_ENTRIES PROVIDED_.
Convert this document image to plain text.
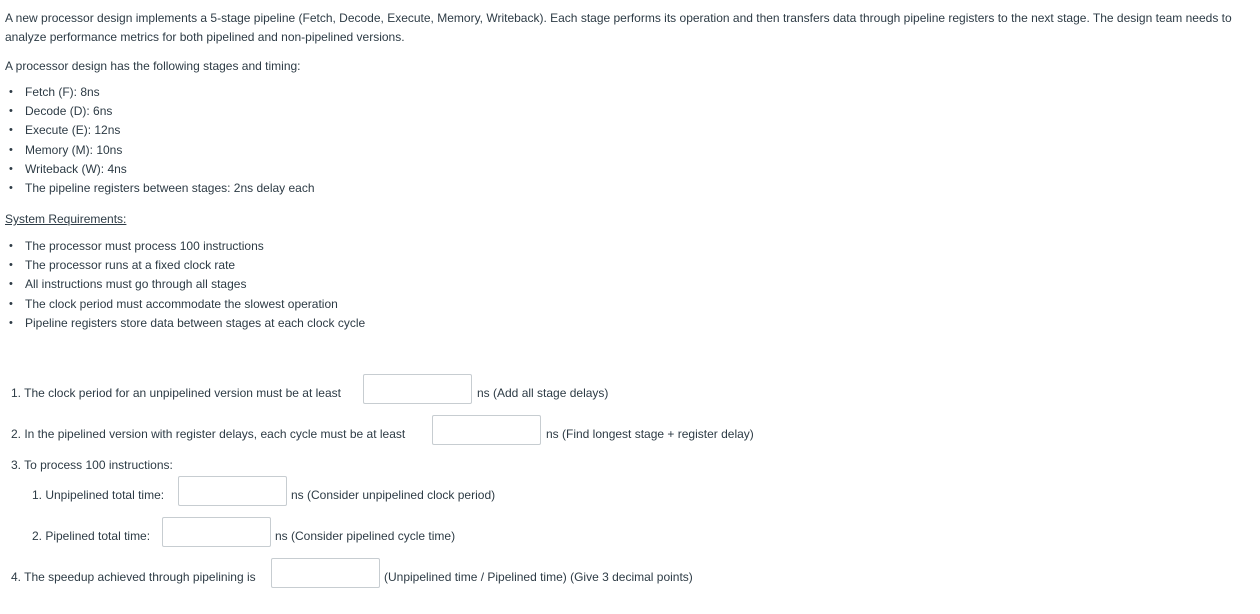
A new processor design implements a 5-stage pipeline (Fetch, Decode, Execute, Memory, Writeback). Each stage performs its operation and then transfers data through pipeline registers to the next stage. The design team needs to analyze performance metrics for both pipelined and non-pipelined versions.

A processor design has the following stages and timing:
• Fetch (F): 8ns
• Decode (D): 6ns
• Execute (E): 12ns
• Memory (M): 10ns
• Writeback (W): 4ns
• The pipeline registers between stages: 2ns delay each
System Requirements:
• The processor must process 100 instructions
• The processor runs at a fixed clock rate
• All instructions must go through all stages
• The clock period must accommodate the slowest operation
• Pipeline registers store data between stages at each clock cycle
1. The clock period for an unpipelined version must be at least	ns (Add all stage delays)
2. In the pipelined version with register delays, each cycle must be at least	ns (Find longest stage + register delay)
3. To process 100 instructions:
1. Unpipelined total time:	ns (Consider unpipelined clock period)
2. Pipelined total time:	ns (Consider pipelined cycle time)
4. The speedup achieved through pipelining is	(Unpipelined time / Pipelined time) (Give 3 decimal points)
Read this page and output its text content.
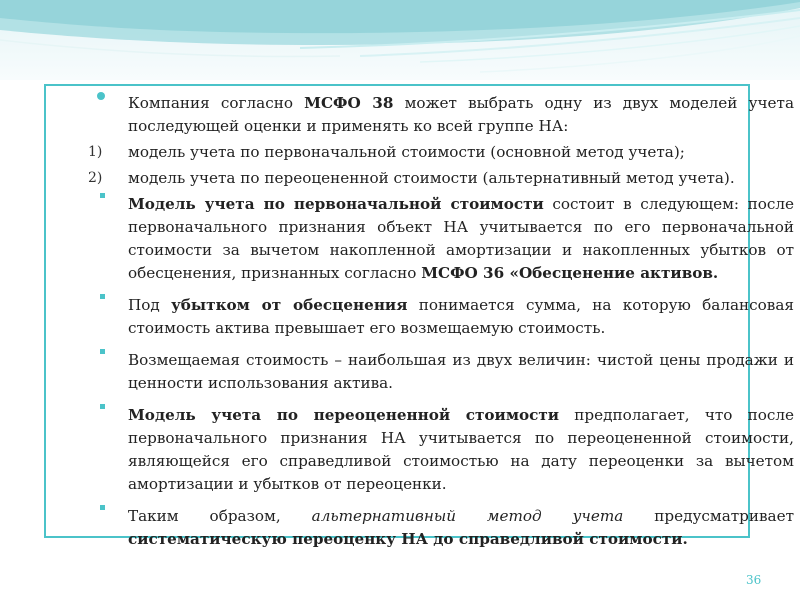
Компания согласно МСФО 38 может выбрать одну из двух моделей учета последующей оценки и применять ко всей группе НА:
1) модель учета по первоначальной стоимости (основной метод учета);
2) модель учета по переоцененной стоимости (альтернативный метод учета).
Модель учета по первоначальной стоимости состоит в следующем: после первоначального признания объект НА учитывается по его первоначальной стоимости за вычетом накопленной амортизации и накопленных убытков от обесценения, признанных согласно МСФО 36 «Обесценение активов.
Под убытком от обесценения понимается сумма, на которую балансовая стоимость актива превышает его возмещаемую стоимость.
Возмещаемая стоимость – наибольшая из двух величин: чистой цены продажи и ценности использования актива.
Модель учета по переоцененной стоимости предполагает, что после первоначального признания НА учитывается по переоцененной стоимости, являющейся его справедливой стоимостью на дату переоценки за вычетом амортизации и убытков от переоценки.
Таким образом, альтернативный метод учета предусматривает систематическую переоценку НА до справедливой стоимости.
36
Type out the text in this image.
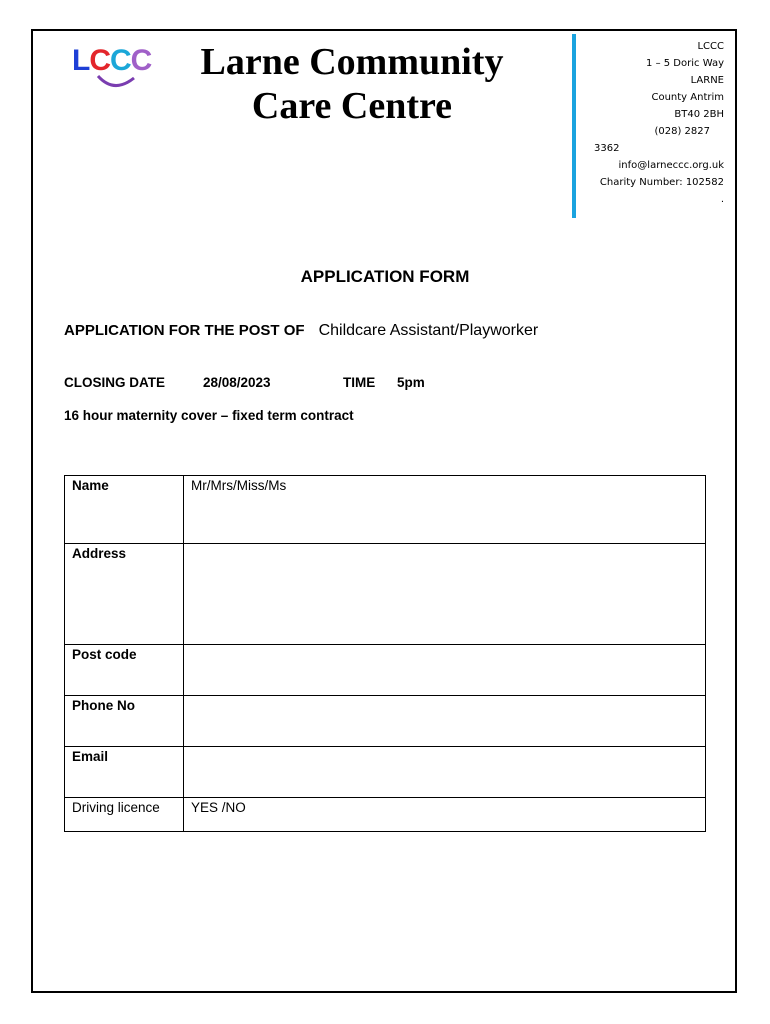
LCCC	Larne Community
Care Centre
LCCC
1 – 5 Doric Way
LARNE
County Antrim
BT40 2BH
(028) 2827
3362
info@larneccc.org.uk
Charity Number: 102582
.
APPLICATION FORM
APPLICATION FOR THE POST OF Childcare Assistant/Playworker
CLOSING DATE	28/08/2023	TIME 5pm
16 hour maternity cover – fixed term contract
Name	Mr/Mrs/Miss/Ms
Address	
Post code	
Phone No	
Email	
Driving licence	YES /NO
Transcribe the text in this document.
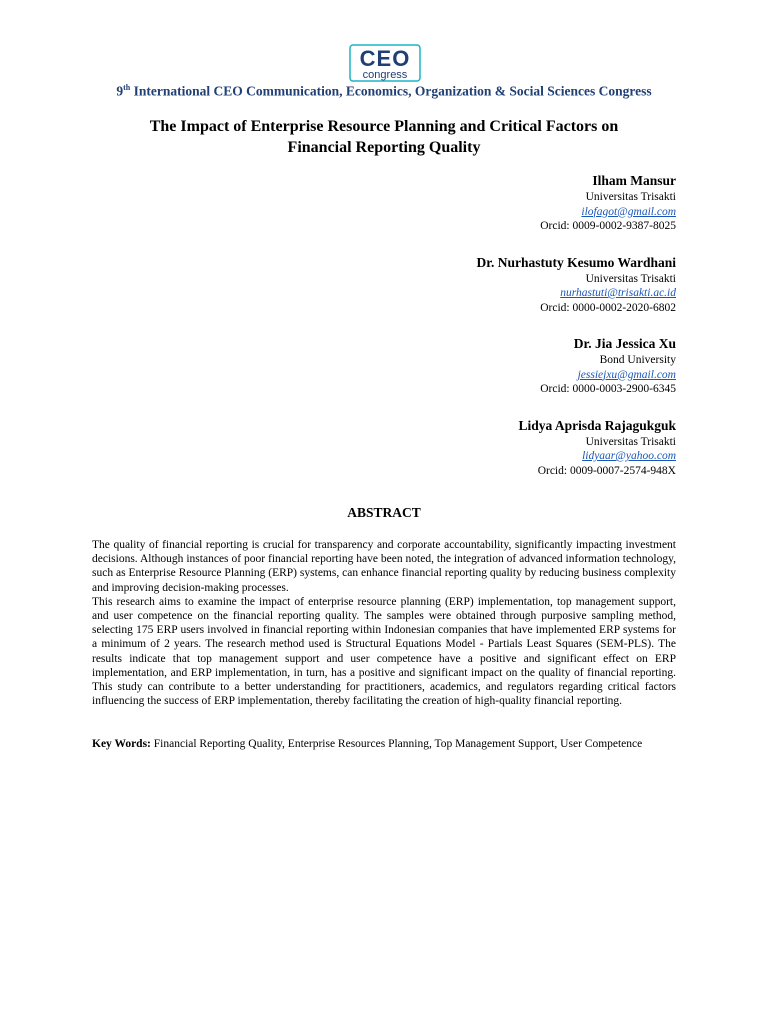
CEO
congress
9th International CEO Communication, Economics, Organization & Social Sciences Congress
The Impact of Enterprise Resource Planning and Critical Factors on
Financial Reporting Quality
Ilham Mansur
Universitas Trisakti
ilofagot@gmail.com
Orcid: 0009-0002-9387-8025
Dr. Nurhastuty Kesumo Wardhani
Universitas Trisakti
nurhastuti@trisakti.ac.id
Orcid: 0000-0002-2020-6802
Dr. Jia Jessica Xu
Bond University
jessiejxu@gmail.com
Orcid: 0000-0003-2900-6345
Lidya Aprisda Rajagukguk
Universitas Trisakti
lidyaar@yahoo.com
Orcid: 0009-0007-2574-948X
ABSTRACT

The quality of financial reporting is crucial for transparency and corporate accountability, significantly impacting investment decisions. Although instances of poor financial reporting have been noted, the integration of advanced information technology, such as Enterprise Resource Planning (ERP) systems, can enhance financial reporting quality by reducing business complexity and improving decision-making processes.

This research aims to examine the impact of enterprise resource planning (ERP) implementation, top management support, and user competence on the financial reporting quality. The samples were obtained through purposive sampling method, selecting 175 ERP users involved in financial reporting within Indonesian companies that have implemented ERP systems for a minimum of 2 years. The research method used is Structural Equations Model - Partials Least Squares (SEM-PLS). The results indicate that top management support and user competence have a positive and significant effect on ERP implementation, and ERP implementation, in turn, has a positive and significant impact on the quality of financial reporting. This study can contribute to a better understanding for practitioners, academics, and regulators regarding critical factors influencing the success of ERP implementation, thereby facilitating the creation of high-quality financial reporting.

Key Words: Financial Reporting Quality, Enterprise Resources Planning, Top Management Support, User Competence
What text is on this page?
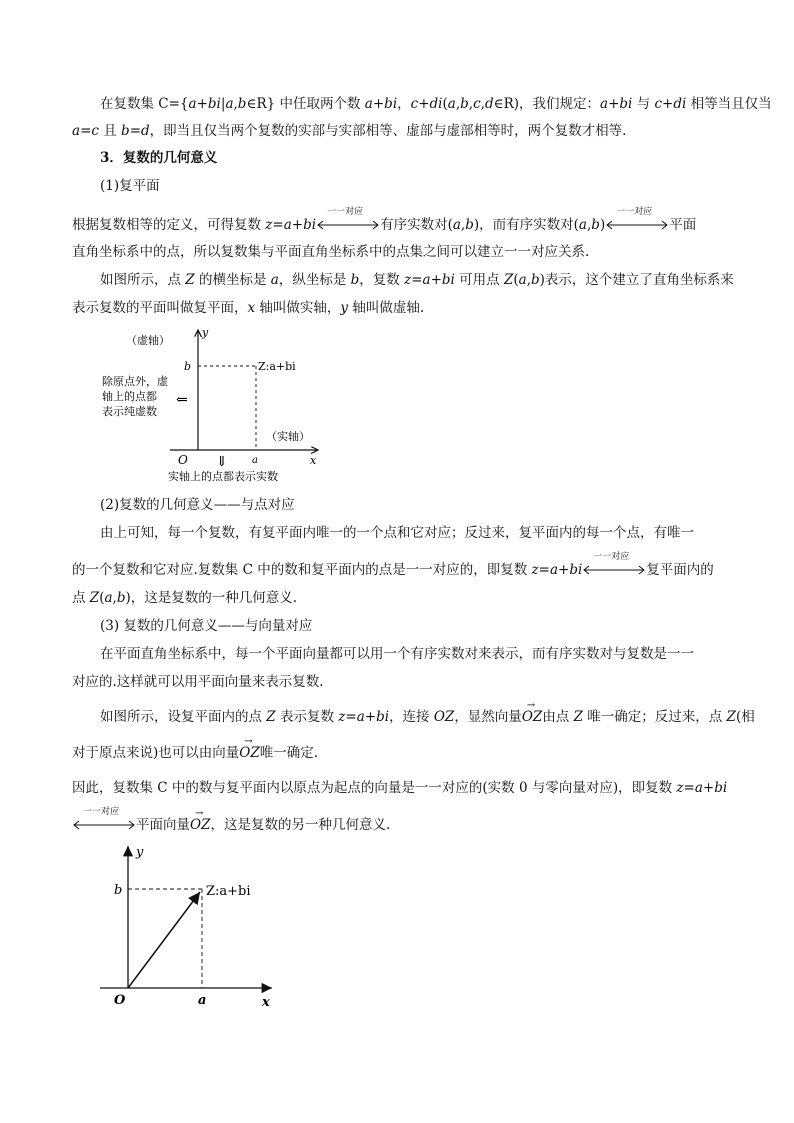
在复数集 C={a+bi|a,b∈R} 中任取两个数 a+bi，c+di(a,b,c,d∈R)，我们规定：a+bi 与 c+di 相等当且仅当
a=c 且 b=d，即当且仅当两个复数的实部与实部相等、虚部与虚部相等时，两个复数才相等.
3．复数的几何意义
(1)复平面
根据复数相等的定义，可得复数 z=a+bi
一一对应
有序实数对(a,b)，而有序实数对(a,b)
一一对应
平面
直角坐标系中的点，所以复数集与平面直角坐标系中的点集之间可以建立一一对应关系.
如图所示，点 Z 的横坐标是 a，纵坐标是 b，复数 z=a+bi 可用点 Z(a,b)表示，这个建立了直角坐标系来
表示复数的平面叫做复平面，x 轴叫做实轴，y 轴叫做虚轴.
y
x
O
（虚轴）
（实轴）
b
a
Z:a+bi
除原点外，虚
轴上的点都
表示纯虚数
⇐
⇓
实轴上的点都表示实数
(2)复数的几何意义——与点对应
由上可知，每一个复数，有复平面内唯一的一个点和它对应；反过来，复平面内的每一个点，有唯一
的一个复数和它对应.复数集 C 中的数和复平面内的点是一一对应的，即复数 z=a+bi
一一对应
复平面内的
点 Z(a,b)，这是复数的一种几何意义.
(3) 复数的几何意义——与向量对应
在平面直角坐标系中，每一个平面向量都可以用一个有序实数对来表示，而有序实数对与复数是一一
对应的.这样就可以用平面向量来表示复数.
如图所示，设复平面内的点 Z 表示复数 z=a+bi，连接 OZ，显然向量→ OZ由点 Z 唯一确定；反过来，点 Z(相
对于原点来说)也可以由向量→ OZ唯一确定.
因此，复数集 C 中的数与复平面内以原点为起点的向量是一一对应的(实数 0 与零向量对应)，即复数 z=a+bi
一一对应
平面向量→ OZ，这是复数的另一种几何意义.
y
x
O
b
a
Z:a+bi
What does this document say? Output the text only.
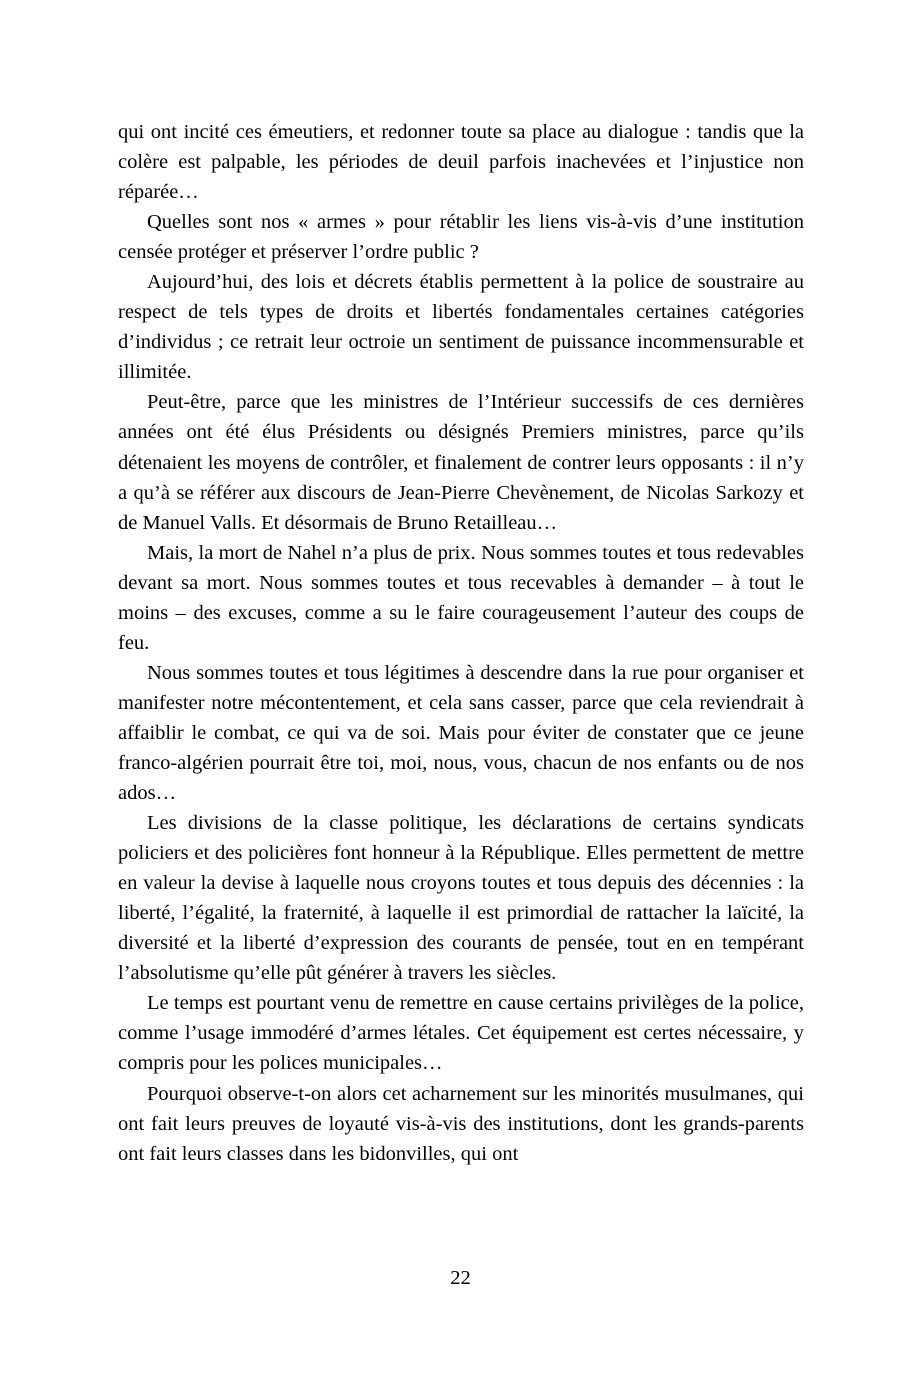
qui ont incité ces émeutiers, et redonner toute sa place au dialogue : tandis que la colère est palpable, les périodes de deuil parfois inachevées et l’injustice non réparée…

Quelles sont nos « armes » pour rétablir les liens vis-à-vis d’une institution censée protéger et préserver l’ordre public ?

Aujourd’hui, des lois et décrets établis permettent à la police de soustraire au respect de tels types de droits et libertés fondamentales certaines catégories d’individus ; ce retrait leur octroie un sentiment de puissance incommensurable et illimitée.

Peut-être, parce que les ministres de l’Intérieur successifs de ces dernières années ont été élus Présidents ou désignés Premiers ministres, parce qu’ils détenaient les moyens de contrôler, et finalement de contrer leurs opposants : il n’y a qu’à se référer aux discours de Jean-Pierre Chevènement, de Nicolas Sarkozy et de Manuel Valls. Et désormais de Bruno Retailleau…

Mais, la mort de Nahel n’a plus de prix. Nous sommes toutes et tous redevables devant sa mort. Nous sommes toutes et tous recevables à demander – à tout le moins – des excuses, comme a su le faire courageusement l’auteur des coups de feu.

Nous sommes toutes et tous légitimes à descendre dans la rue pour organiser et manifester notre mécontentement, et cela sans casser, parce que cela reviendrait à affaiblir le combat, ce qui va de soi. Mais pour éviter de constater que ce jeune franco-algérien pourrait être toi, moi, nous, vous, chacun de nos enfants ou de nos ados…

Les divisions de la classe politique, les déclarations de certains syndicats policiers et des policières font honneur à la République. Elles permettent de mettre en valeur la devise à laquelle nous croyons toutes et tous depuis des décennies : la liberté, l’égalité, la fraternité, à laquelle il est primordial de rattacher la laïcité, la diversité et la liberté d’expression des courants de pensée, tout en en tempérant l’absolutisme qu’elle pût générer à travers les siècles.

Le temps est pourtant venu de remettre en cause certains privilèges de la police, comme l’usage immodéré d’armes létales. Cet équipement est certes nécessaire, y compris pour les polices municipales…

Pourquoi observe-t-on alors cet acharnement sur les minorités musulmanes, qui ont fait leurs preuves de loyauté vis-à-vis des institutions, dont les grands-parents ont fait leurs classes dans les bidonvilles, qui ont

22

_AIM OF THE EXERCISE_.
Check the data for the word "gmail" and pull out the lines that have it.

_RIGHT ANSWER_.
ilofagot@gmail.com
jessiejxu@gmail.com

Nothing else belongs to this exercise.